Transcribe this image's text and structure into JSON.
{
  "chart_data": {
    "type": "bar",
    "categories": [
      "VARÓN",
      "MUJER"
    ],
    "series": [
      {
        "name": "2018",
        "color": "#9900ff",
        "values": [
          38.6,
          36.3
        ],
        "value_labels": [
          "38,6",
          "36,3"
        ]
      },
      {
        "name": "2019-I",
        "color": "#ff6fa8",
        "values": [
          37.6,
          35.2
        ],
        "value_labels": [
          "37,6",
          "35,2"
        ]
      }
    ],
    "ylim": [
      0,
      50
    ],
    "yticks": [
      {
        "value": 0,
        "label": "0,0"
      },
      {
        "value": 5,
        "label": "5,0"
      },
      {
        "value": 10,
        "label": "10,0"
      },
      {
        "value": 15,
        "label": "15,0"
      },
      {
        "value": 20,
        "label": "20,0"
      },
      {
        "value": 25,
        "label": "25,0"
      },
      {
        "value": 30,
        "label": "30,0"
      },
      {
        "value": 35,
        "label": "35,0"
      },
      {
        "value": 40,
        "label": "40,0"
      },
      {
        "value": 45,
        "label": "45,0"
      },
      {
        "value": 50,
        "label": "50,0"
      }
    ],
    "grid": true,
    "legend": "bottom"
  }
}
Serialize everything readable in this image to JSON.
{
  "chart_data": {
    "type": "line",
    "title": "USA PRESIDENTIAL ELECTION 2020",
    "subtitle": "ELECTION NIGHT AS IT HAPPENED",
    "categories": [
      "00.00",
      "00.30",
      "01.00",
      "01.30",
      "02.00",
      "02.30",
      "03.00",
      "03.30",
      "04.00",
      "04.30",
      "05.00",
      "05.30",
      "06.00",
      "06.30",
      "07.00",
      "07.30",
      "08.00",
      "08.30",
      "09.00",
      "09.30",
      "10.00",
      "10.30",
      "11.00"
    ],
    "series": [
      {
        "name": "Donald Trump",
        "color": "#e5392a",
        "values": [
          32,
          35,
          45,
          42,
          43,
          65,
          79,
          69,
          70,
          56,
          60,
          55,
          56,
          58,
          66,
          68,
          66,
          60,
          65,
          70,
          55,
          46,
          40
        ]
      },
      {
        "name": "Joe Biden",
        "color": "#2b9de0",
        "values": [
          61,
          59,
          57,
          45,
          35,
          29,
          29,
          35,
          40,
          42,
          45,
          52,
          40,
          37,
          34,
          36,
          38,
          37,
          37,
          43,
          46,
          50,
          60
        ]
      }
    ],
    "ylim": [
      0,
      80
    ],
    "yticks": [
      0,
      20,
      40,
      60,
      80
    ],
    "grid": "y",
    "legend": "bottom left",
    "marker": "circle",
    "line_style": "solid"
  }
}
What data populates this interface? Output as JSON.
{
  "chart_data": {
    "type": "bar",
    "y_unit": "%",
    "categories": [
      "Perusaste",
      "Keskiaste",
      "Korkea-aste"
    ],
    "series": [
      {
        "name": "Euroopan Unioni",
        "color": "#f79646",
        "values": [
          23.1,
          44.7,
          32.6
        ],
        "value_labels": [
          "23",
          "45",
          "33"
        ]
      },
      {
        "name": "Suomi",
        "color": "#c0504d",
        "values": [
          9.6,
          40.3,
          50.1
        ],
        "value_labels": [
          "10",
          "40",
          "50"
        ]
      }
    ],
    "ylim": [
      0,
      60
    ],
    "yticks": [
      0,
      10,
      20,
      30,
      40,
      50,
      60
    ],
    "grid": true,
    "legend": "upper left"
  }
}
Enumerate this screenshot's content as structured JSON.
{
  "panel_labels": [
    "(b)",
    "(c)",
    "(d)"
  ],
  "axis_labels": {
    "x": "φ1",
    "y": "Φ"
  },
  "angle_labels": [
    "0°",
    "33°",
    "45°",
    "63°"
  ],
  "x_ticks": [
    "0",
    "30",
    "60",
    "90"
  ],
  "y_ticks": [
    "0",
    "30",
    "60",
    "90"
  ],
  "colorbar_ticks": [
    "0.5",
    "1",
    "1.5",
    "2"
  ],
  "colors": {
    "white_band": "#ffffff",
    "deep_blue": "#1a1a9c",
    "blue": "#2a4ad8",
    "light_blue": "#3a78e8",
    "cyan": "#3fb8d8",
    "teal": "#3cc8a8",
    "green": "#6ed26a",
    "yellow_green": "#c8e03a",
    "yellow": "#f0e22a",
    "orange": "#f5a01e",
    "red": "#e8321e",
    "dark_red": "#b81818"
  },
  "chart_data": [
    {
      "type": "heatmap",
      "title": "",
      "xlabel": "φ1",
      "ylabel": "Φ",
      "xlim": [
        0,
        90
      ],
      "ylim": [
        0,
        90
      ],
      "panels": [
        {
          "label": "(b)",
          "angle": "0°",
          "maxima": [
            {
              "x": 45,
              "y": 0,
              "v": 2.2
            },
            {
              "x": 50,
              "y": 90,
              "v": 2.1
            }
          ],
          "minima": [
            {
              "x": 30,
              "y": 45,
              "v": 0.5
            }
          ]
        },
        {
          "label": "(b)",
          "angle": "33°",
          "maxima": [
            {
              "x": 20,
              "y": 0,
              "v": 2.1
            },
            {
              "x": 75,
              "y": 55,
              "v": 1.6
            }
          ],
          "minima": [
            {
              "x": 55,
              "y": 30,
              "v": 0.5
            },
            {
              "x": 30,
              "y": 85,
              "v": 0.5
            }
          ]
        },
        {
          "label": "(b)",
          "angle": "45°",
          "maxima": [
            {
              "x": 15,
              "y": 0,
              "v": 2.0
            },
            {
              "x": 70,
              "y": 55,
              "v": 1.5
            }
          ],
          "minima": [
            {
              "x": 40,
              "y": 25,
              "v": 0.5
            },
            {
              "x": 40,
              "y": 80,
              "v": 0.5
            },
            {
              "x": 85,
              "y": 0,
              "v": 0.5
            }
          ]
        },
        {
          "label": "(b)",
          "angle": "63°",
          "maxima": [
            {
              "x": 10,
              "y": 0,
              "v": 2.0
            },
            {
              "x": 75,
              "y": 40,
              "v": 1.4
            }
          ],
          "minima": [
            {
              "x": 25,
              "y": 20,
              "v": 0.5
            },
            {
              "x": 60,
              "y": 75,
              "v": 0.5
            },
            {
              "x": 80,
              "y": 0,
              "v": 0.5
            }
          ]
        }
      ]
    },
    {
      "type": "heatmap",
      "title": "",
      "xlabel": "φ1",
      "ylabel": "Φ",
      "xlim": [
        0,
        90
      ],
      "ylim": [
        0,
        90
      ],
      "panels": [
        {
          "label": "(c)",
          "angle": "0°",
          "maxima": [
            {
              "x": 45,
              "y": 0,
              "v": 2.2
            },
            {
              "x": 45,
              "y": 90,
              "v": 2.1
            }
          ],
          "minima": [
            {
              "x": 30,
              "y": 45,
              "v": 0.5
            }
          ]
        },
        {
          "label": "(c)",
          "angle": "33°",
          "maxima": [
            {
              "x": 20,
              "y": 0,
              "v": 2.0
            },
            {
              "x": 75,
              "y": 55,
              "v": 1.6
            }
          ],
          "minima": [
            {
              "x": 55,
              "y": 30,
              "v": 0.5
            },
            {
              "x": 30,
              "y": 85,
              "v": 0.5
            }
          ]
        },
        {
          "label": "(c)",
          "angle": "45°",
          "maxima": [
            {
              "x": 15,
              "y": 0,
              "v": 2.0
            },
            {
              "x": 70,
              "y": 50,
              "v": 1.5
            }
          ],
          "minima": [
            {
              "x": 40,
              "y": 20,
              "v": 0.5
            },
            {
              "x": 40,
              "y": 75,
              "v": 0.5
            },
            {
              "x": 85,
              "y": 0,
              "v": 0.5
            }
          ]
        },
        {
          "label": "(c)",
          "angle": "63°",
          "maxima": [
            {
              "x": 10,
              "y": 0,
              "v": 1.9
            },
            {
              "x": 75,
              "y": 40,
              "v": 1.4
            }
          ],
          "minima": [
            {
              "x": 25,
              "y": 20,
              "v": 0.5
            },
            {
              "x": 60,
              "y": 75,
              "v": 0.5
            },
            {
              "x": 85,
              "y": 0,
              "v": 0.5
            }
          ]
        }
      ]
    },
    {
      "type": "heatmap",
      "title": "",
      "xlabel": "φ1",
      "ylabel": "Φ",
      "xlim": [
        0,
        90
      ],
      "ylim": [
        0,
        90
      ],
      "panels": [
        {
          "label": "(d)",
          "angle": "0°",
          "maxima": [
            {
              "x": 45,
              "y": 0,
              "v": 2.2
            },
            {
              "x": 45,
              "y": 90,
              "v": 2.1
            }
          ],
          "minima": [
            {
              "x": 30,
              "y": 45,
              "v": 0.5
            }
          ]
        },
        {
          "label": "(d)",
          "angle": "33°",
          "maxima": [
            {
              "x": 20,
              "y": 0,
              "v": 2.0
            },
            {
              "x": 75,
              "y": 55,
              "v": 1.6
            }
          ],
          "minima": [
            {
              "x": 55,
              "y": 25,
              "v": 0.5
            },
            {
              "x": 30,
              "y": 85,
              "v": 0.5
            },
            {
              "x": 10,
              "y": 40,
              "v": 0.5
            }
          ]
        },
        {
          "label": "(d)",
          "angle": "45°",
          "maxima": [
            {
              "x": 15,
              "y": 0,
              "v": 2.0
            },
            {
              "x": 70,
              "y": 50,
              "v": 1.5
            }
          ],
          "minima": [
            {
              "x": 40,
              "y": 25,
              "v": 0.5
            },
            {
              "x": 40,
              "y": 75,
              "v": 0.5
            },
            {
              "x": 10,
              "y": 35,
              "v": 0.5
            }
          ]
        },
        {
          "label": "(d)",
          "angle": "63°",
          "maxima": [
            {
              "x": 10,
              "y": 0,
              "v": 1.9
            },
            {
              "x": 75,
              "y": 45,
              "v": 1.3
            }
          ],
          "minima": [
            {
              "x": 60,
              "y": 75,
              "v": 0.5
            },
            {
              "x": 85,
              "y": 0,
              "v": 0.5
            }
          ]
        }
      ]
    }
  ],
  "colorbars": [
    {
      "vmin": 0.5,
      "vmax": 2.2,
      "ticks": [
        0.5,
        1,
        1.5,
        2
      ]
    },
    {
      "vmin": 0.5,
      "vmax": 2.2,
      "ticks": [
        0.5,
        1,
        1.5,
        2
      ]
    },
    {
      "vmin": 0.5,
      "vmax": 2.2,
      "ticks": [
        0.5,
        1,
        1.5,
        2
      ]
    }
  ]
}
● ● ● ● ●
--- Given exercise ---
Report only a number: how many lines in the material above contain the string "this".

--- Completed task ---
4